Answer with a single number: how many lines in the listing below include "환자에게"?

[Data records]
--*--
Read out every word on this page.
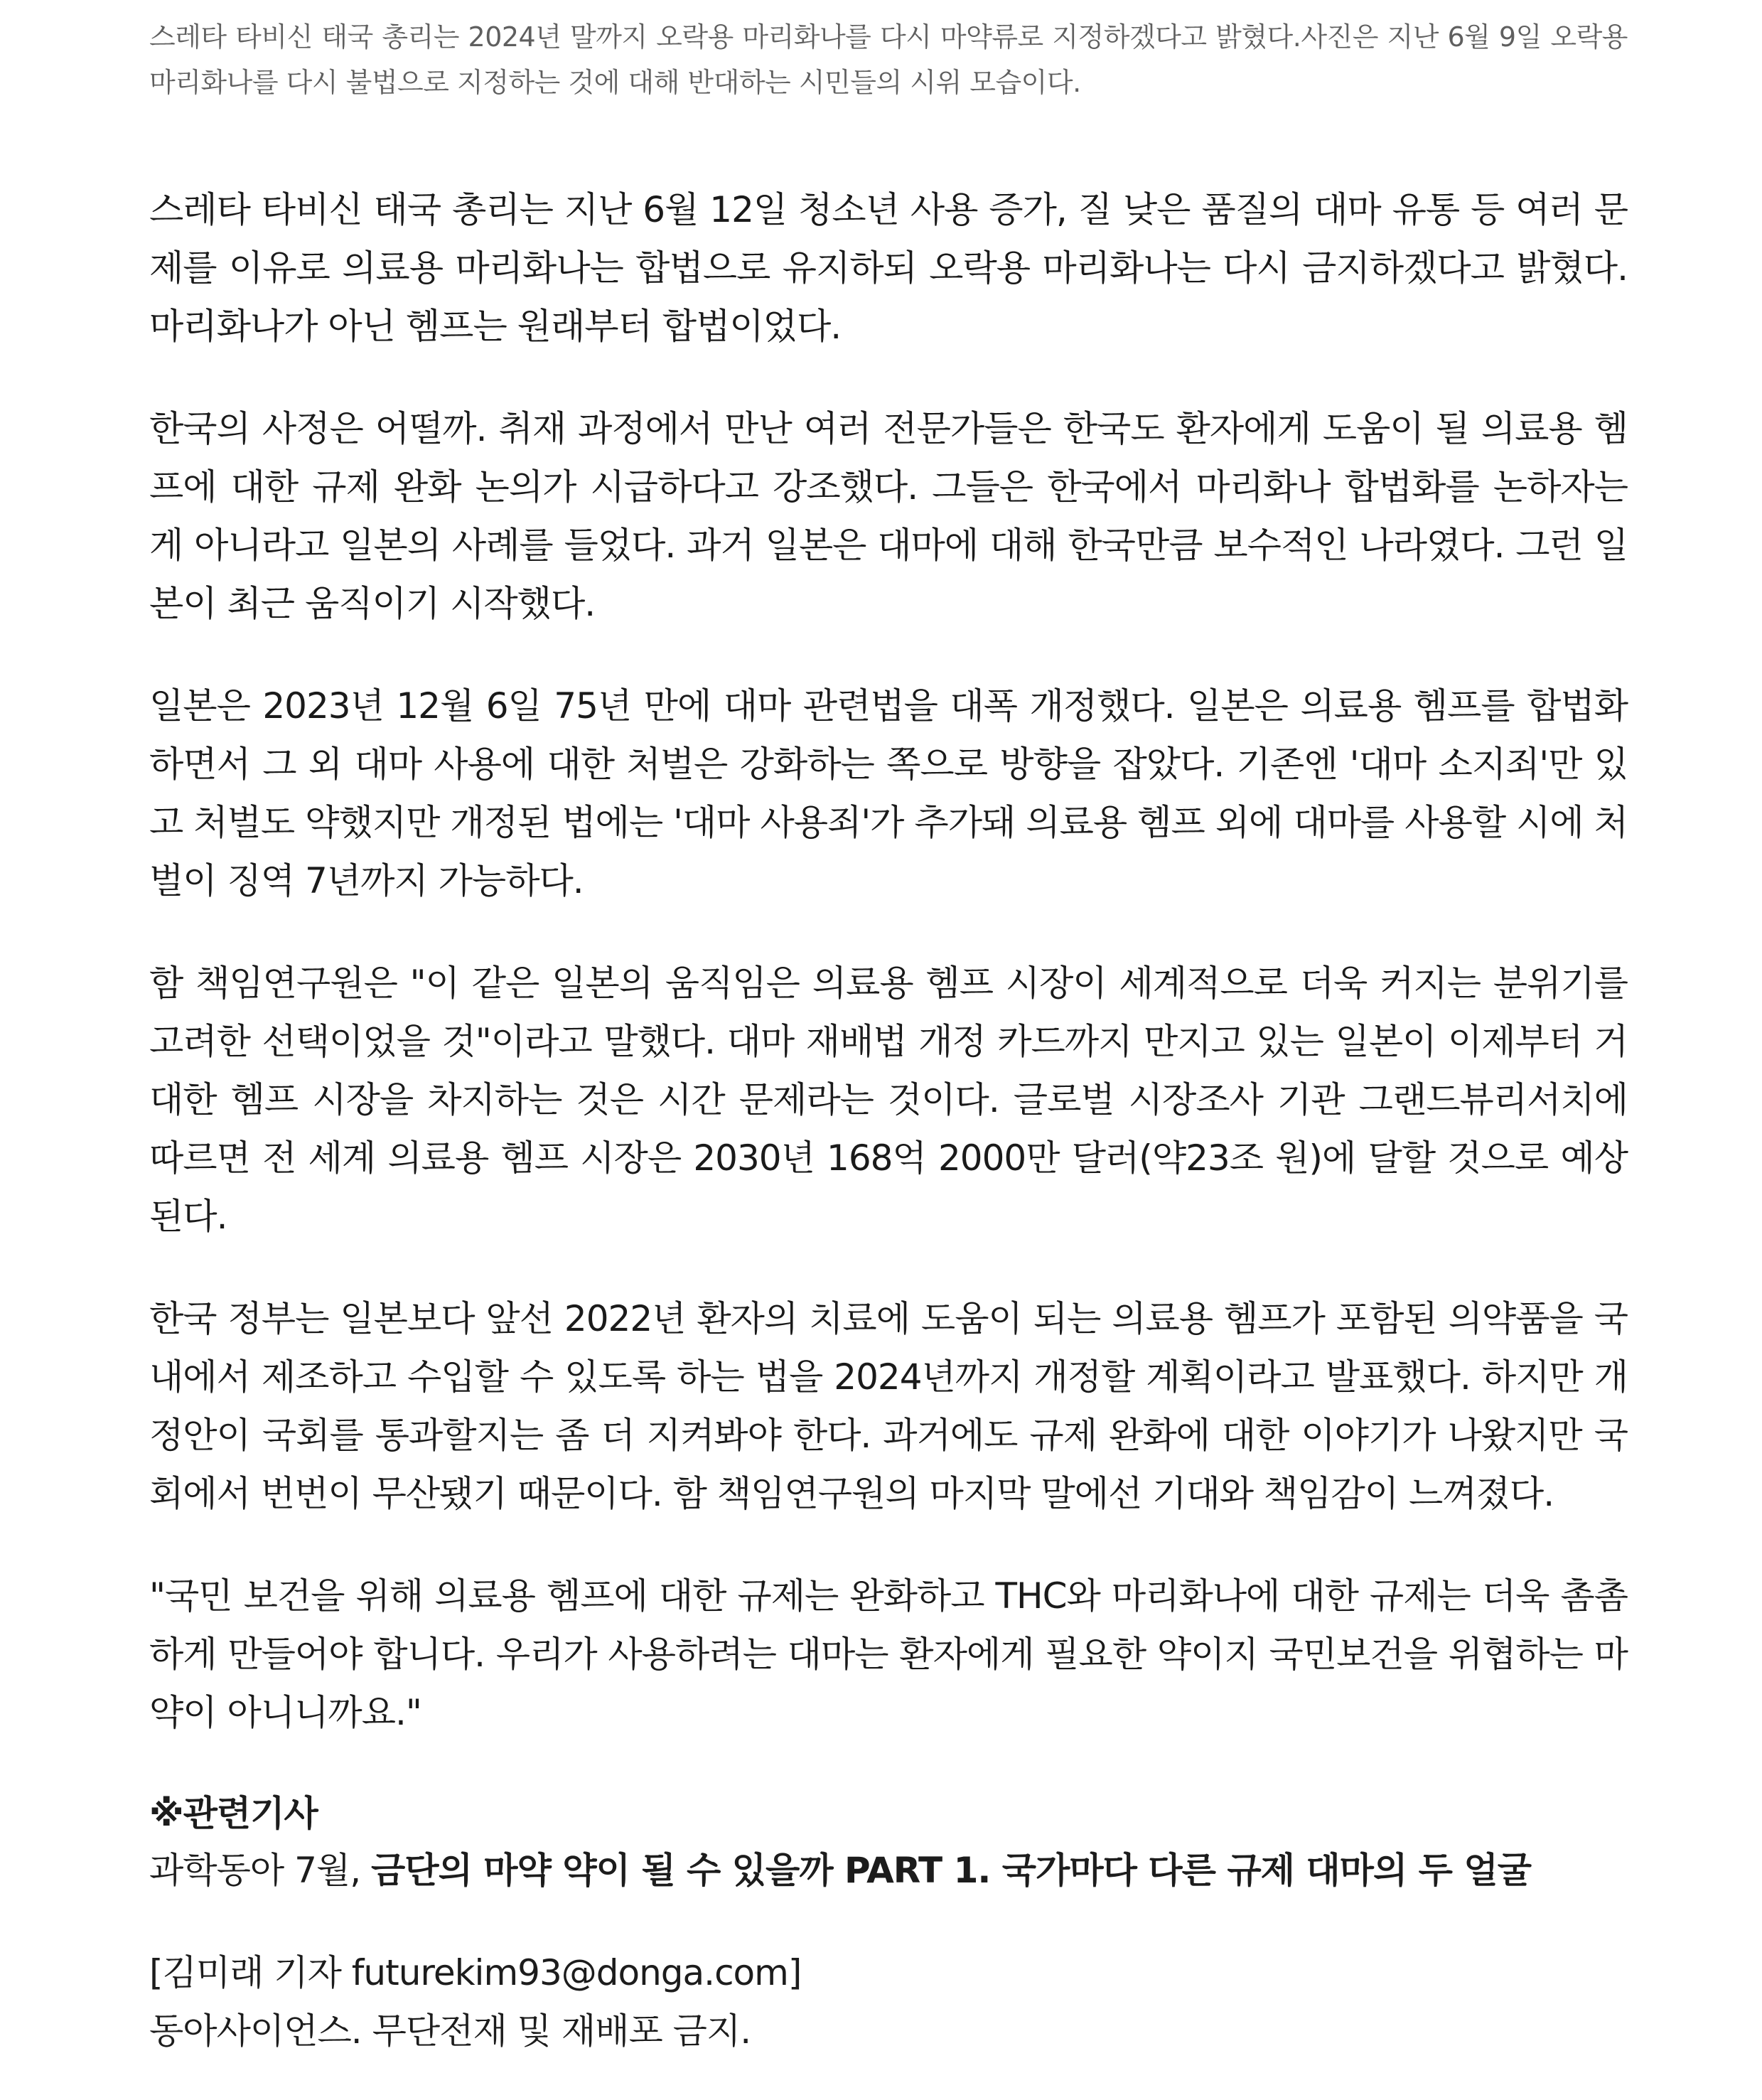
스레타 타비신 태국 총리는 2024년 말까지 오락용 마리화나를 다시 마약류로 지정하겠다고 밝혔다.사진은 지난 6월 9일 오락용 마리화나를 다시 불법으로 지정하는 것에 대해 반대하는 시민들의 시위 모습이다.

스레타 타비신 태국 총리는 지난 6월 12일 청소년 사용 증가, 질 낮은 품질의 대마 유통 등 여러 문제를 이유로 의료용 마리화나는 합법으로 유지하되 오락용 마리화나는 다시 금지하겠다고 밝혔다. 마리화나가 아닌 헴프는 원래부터 합법이었다.

한국의 사정은 어떨까. 취재 과정에서 만난 여러 전문가들은 한국도 환자에게 도움이 될 의료용 헴프에 대한 규제 완화 논의가 시급하다고 강조했다. 그들은 한국에서 마리화나 합법화를 논하자는 게 아니라고 일본의 사례를 들었다. 과거 일본은 대마에 대해 한국만큼 보수적인 나라였다. 그런 일본이 최근 움직이기 시작했다.

일본은 2023년 12월 6일 75년 만에 대마 관련법을 대폭 개정했다. 일본은 의료용 헴프를 합법화하면서 그 외 대마 사용에 대한 처벌은 강화하는 쪽으로 방향을 잡았다. 기존엔 '대마 소지죄'만 있고 처벌도 약했지만 개정된 법에는 '대마 사용죄'가 추가돼 의료용 헴프 외에 대마를 사용할 시에 처벌이 징역 7년까지 가능하다.

함 책임연구원은 "이 같은 일본의 움직임은 의료용 헴프 시장이 세계적으로 더욱 커지는 분위기를 고려한 선택이었을 것"이라고 말했다. 대마 재배법 개정 카드까지 만지고 있는 일본이 이제부터 거대한 헴프 시장을 차지하는 것은 시간 문제라는 것이다. 글로벌 시장조사 기관 그랜드뷰리서치에 따르면 전 세계 의료용 헴프 시장은 2030년 168억 2000만 달러(약23조 원)에 달할 것으로 예상된다.

한국 정부는 일본보다 앞선 2022년 환자의 치료에 도움이 되는 의료용 헴프가 포함된 의약품을 국내에서 제조하고 수입할 수 있도록 하는 법을 2024년까지 개정할 계획이라고 발표했다. 하지만 개정안이 국회를 통과할지는 좀 더 지켜봐야 한다. 과거에도 규제 완화에 대한 이야기가 나왔지만 국회에서 번번이 무산됐기 때문이다. 함 책임연구원의 마지막 말에선 기대와 책임감이 느껴졌다.

"국민 보건을 위해 의료용 헴프에 대한 규제는 완화하고 THC와 마리화나에 대한 규제는 더욱 촘촘하게 만들어야 합니다. 우리가 사용하려는 대마는 환자에게 필요한 약이지 국민보건을 위협하는 마약이 아니니까요."

※관련기사

과학동아 7월, 금단의 마약 약이 될 수 있을까 PART 1. 국가마다 다른 규제 대마의 두 얼굴

[김미래 기자 futurekim93@donga.com]

동아사이언스. 무단전재 및 재배포 금지.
--*--
OUTPUT FOR THIS TASK: 2